- [Problem] Every line below is to be quoted exactly, with nothing added or dropped.

- [Provided data]

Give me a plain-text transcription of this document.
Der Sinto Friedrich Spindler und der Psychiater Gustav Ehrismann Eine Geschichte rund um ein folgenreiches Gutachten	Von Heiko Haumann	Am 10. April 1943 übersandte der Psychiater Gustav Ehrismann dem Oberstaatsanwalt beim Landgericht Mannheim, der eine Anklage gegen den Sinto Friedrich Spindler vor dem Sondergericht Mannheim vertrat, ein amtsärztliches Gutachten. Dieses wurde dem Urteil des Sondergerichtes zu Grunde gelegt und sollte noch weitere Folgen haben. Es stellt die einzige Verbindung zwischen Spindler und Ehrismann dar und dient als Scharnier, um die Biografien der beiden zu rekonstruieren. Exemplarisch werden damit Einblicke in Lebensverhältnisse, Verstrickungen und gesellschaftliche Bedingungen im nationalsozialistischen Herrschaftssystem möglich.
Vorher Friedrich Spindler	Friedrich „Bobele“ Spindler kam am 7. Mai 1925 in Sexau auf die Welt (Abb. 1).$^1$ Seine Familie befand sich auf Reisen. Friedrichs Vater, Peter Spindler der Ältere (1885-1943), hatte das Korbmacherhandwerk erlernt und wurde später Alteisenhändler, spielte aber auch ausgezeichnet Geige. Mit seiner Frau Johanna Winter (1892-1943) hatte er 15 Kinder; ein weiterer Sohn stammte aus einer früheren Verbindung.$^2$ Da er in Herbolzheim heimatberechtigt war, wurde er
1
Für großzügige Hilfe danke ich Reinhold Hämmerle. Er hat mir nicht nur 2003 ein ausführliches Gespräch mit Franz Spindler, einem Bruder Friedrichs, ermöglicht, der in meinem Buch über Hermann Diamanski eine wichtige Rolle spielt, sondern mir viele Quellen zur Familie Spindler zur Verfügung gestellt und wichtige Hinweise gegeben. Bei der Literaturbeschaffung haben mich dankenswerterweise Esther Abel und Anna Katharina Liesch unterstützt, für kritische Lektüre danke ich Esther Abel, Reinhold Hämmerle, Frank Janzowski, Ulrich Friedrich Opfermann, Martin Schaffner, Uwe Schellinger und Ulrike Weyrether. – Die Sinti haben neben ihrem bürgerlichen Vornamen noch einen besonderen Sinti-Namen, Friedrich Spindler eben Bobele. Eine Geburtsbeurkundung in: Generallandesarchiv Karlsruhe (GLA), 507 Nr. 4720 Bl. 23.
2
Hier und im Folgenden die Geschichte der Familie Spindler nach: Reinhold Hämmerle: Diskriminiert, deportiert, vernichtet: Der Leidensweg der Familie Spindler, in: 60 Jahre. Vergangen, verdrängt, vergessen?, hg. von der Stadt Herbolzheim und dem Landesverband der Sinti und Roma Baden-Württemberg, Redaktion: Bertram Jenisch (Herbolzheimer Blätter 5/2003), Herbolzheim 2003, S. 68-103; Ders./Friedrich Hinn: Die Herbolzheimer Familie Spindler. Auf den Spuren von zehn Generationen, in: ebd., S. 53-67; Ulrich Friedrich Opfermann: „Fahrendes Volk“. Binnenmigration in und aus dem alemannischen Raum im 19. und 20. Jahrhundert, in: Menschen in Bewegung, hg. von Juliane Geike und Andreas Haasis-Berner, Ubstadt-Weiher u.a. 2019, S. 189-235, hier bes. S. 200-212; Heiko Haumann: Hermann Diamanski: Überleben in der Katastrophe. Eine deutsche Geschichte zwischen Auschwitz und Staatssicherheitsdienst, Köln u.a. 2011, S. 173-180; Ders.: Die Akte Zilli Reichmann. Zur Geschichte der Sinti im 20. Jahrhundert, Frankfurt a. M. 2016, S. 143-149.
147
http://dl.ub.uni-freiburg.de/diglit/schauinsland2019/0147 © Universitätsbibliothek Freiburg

- [Result of this exercise]
Give me a plain-text transcription of this document.
Der Sinto Friedrich Spindler und der Psychiater Gustav Ehrismann Eine Geschichte rund um ein folgenreiches Gutachten	Von Heiko Haumann	Am 10. April 1943 übersandte der Psychiater Gustav Ehrismann dem Oberstaatsanwalt beim Landgericht Mannheim, der eine Anklage gegen den Sinto Friedrich Spindler vor dem Sondergericht Mannheim vertrat, ein amtsärztliches Gutachten. Dieses wurde dem Urteil des Sondergerichtes zu Grunde gelegt und sollte noch weitere Folgen haben. Es stellt die einzige Verbindung zwischen Spindler und Ehrismann dar und dient als Scharnier, um die Biografien der beiden zu rekonstruieren. Exemplarisch werden damit Einblicke in Lebensverhältnisse, Verstrickungen und gesellschaftliche Bedingungen im nationalsozialistischen Herrschaftssystem möglich.
Vorher Friedrich Spindler	Friedrich „Bobele“ Spindler kam am 7. Mai 1925 in Sexau auf die Welt (Abb. 1).$^1$ Seine Familie befand sich auf Reisen. Friedrichs Vater, Peter Spindler der Ältere (1885-1943), hatte das Korbmacherhandwerk erlernt und wurde später Alteisenhändler, spielte aber auch ausgezeichnet Geige. Mit seiner Frau Johanna Winter (1892-1943) hatte er 15 Kinder; ein weiterer Sohn stammte aus einer früheren Verbindung.$^2$ Da er in Herbolzheim heimatberechtigt war, wurde er
1
Für großzügige Hilfe danke ich Reinhold Hämmerle. Er hat mir nicht nur 2003 ein ausführliches Gespräch mit Franz Spindler, einem Bruder Friedrichs, ermöglicht, der in meinem Buch über Hermann Diamanski eine wichtige Rolle spielt, sondern mir viele Quellen zur Familie Spindler zur Verfügung gestellt und wichtige Hinweise gegeben. Bei der Literaturbeschaffung haben mich dankenswerterweise Esther Abel und Anna Katharina Liesch unterstützt, für kritische Lektüre danke ich Esther Abel, Reinhold Hämmerle, Frank Janzowski, Ulrich Friedrich Opfermann, Martin Schaffner, Uwe Schellinger und Ulrike Weyrether. – Die Sinti haben neben ihrem bürgerlichen Vornamen noch einen besonderen Sinti-Namen, Friedrich Spindler eben Bobele. Eine Geburtsbeurkundung in: Generallandesarchiv Karlsruhe (GLA), 507 Nr. 4720 Bl. 23.
2
Hier und im Folgenden die Geschichte der Familie Spindler nach: Reinhold Hämmerle: Diskriminiert, deportiert, vernichtet: Der Leidensweg der Familie Spindler, in: 60 Jahre. Vergangen, verdrängt, vergessen?, hg. von der Stadt Herbolzheim und dem Landesverband der Sinti und Roma Baden-Württemberg, Redaktion: Bertram Jenisch (Herbolzheimer Blätter 5/2003), Herbolzheim 2003, S. 68-103; Ders./Friedrich Hinn: Die Herbolzheimer Familie Spindler. Auf den Spuren von zehn Generationen, in: ebd., S. 53-67; Ulrich Friedrich Opfermann: „Fahrendes Volk“. Binnenmigration in und aus dem alemannischen Raum im 19. und 20. Jahrhundert, in: Menschen in Bewegung, hg. von Juliane Geike und Andreas Haasis-Berner, Ubstadt-Weiher u.a. 2019, S. 189-235, hier bes. S. 200-212; Heiko Haumann: Hermann Diamanski: Überleben in der Katastrophe. Eine deutsche Geschichte zwischen Auschwitz und Staatssicherheitsdienst, Köln u.a. 2011, S. 173-180; Ders.: Die Akte Zilli Reichmann. Zur Geschichte der Sinti im 20. Jahrhundert, Frankfurt a. M. 2016, S. 143-149.
147
http://dl.ub.uni-freiburg.de/diglit/schauinsland2019/0147 © Universitätsbibliothek Freiburg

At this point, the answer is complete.